BEGIN MATERIAL TO PROCESS

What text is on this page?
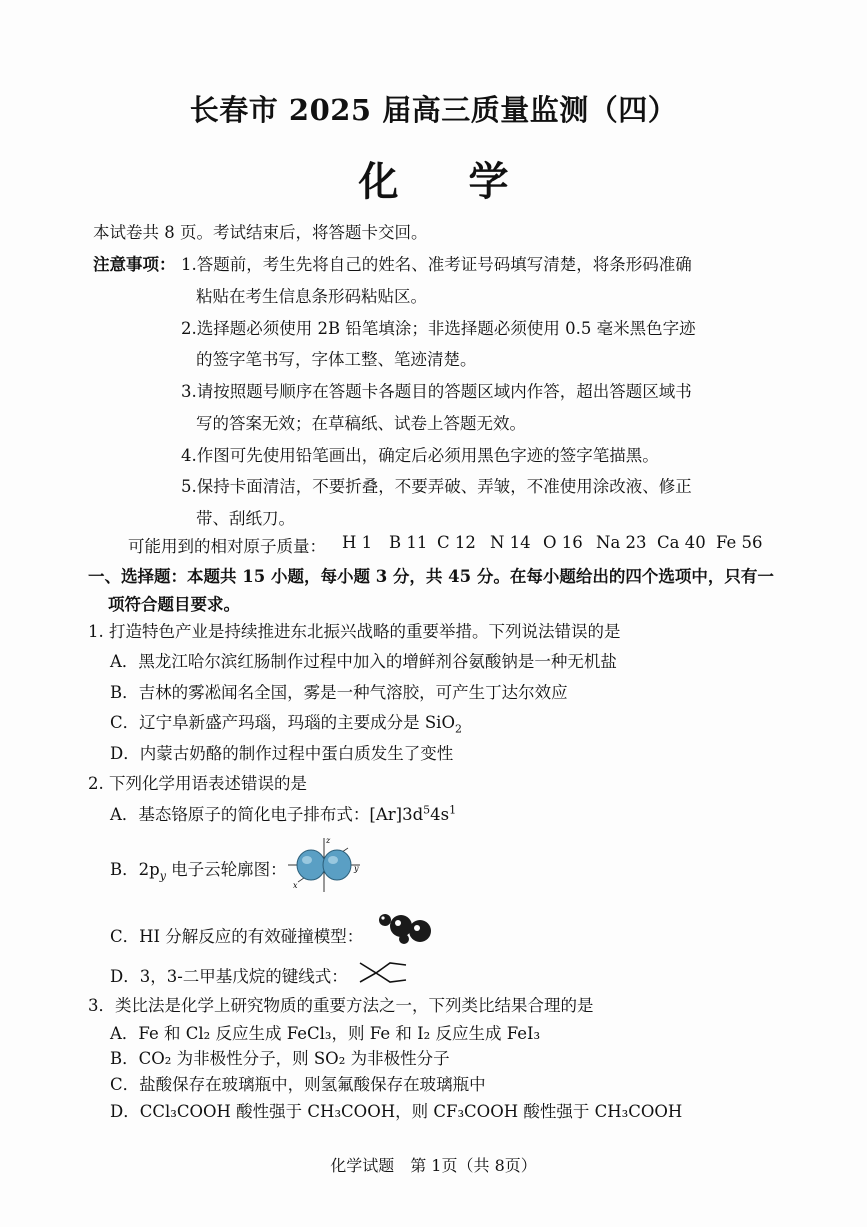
长春市 2025 届高三质量监测（四）
化 学
本试卷共 8 页。考试结束后，将答题卡交回。
注意事项： 1.答题前，考生先将自己的姓名、准考证号码填写清楚，将条形码准确
粘贴在考生信息条形码粘贴区。
2.选择题必须使用 2B 铅笔填涂；非选择题必须使用 0.5 毫米黑色字迹
的签字笔书写，字体工整、笔迹清楚。
3.请按照题号顺序在答题卡各题目的答题区域内作答，超出答题区域书
写的答案无效；在草稿纸、试卷上答题无效。
4.作图可先使用铅笔画出，确定后必须用黑色字迹的签字笔描黑。
5.保持卡面清洁，不要折叠，不要弄破、弄皱，不准使用涂改液、修正
带、刮纸刀。
可能用到的相对原子质量： H 1 B 11 C 12 N 14 O 16 Na 23 Ca 40 Fe 56
一、选择题：本题共 15 小题，每小题 3 分，共 45 分。在每小题给出的四个选项中，只有一
项符合题目要求。
1. 打造特色产业是持续推进东北振兴战略的重要举措。下列说法错误的是
A．黑龙江哈尔滨红肠制作过程中加入的增鲜剂谷氨酸钠是一种无机盐
B．吉林的雾凇闻名全国，雾是一种气溶胶，可产生丁达尔效应
C．辽宁阜新盛产玛瑙，玛瑙的主要成分是 SiO$_2$
D．内蒙古奶酪的制作过程中蛋白质发生了变性
2. 下列化学用语表述错误的是
A．基态铬原子的简化电子排布式：$[Ar]3d^54s^1$
B．$2p_y$ 电子云轮廓图：
z
y
x
C．HI 分解反应的有效碰撞模型：
D．3，3-二甲基戊烷的键线式：
3．类比法是化学上研究物质的重要方法之一，下列类比结果合理的是
A．Fe 和 Cl₂ 反应生成 FeCl₃，则 Fe 和 I₂ 反应生成 FeI₃
B．CO₂ 为非极性分子，则 SO₂ 为非极性分子
C．盐酸保存在玻璃瓶中，则氢氟酸保存在玻璃瓶中
D．CCl₃COOH 酸性强于 CH₃COOH，则 CF₃COOH 酸性强于 CH₃COOH
化学试题　第 1页（共 8页）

END MATERIAL TO PROCESS

**JOB:** Leaving the pictures aside, transcribe the entire listing exactly.

**TASK RESULT:**
What text is on this page?
长春市 2025 届高三质量监测（四）
化 学
本试卷共 8 页。考试结束后，将答题卡交回。
注意事项： 1.答题前，考生先将自己的姓名、准考证号码填写清楚，将条形码准确
粘贴在考生信息条形码粘贴区。
2.选择题必须使用 2B 铅笔填涂；非选择题必须使用 0.5 毫米黑色字迹
的签字笔书写，字体工整、笔迹清楚。
3.请按照题号顺序在答题卡各题目的答题区域内作答，超出答题区域书
写的答案无效；在草稿纸、试卷上答题无效。
4.作图可先使用铅笔画出，确定后必须用黑色字迹的签字笔描黑。
5.保持卡面清洁，不要折叠，不要弄破、弄皱，不准使用涂改液、修正
带、刮纸刀。
可能用到的相对原子质量： H 1 B 11 C 12 N 14 O 16 Na 23 Ca 40 Fe 56
一、选择题：本题共 15 小题，每小题 3 分，共 45 分。在每小题给出的四个选项中，只有一
项符合题目要求。
1. 打造特色产业是持续推进东北振兴战略的重要举措。下列说法错误的是
A．黑龙江哈尔滨红肠制作过程中加入的增鲜剂谷氨酸钠是一种无机盐
B．吉林的雾凇闻名全国，雾是一种气溶胶，可产生丁达尔效应
C．辽宁阜新盛产玛瑙，玛瑙的主要成分是 SiO$_2$
D．内蒙古奶酪的制作过程中蛋白质发生了变性
2. 下列化学用语表述错误的是
A．基态铬原子的简化电子排布式：$[Ar]3d^54s^1$
B．$2p_y$ 电子云轮廓图：
z
y
x
C．HI 分解反应的有效碰撞模型：
D．3，3-二甲基戊烷的键线式：
3．类比法是化学上研究物质的重要方法之一，下列类比结果合理的是
A．Fe 和 Cl₂ 反应生成 FeCl₃，则 Fe 和 I₂ 反应生成 FeI₃
B．CO₂ 为非极性分子，则 SO₂ 为非极性分子
C．盐酸保存在玻璃瓶中，则氢氟酸保存在玻璃瓶中
D．CCl₃COOH 酸性强于 CH₃COOH，则 CF₃COOH 酸性强于 CH₃COOH
化学试题　第 1页（共 8页）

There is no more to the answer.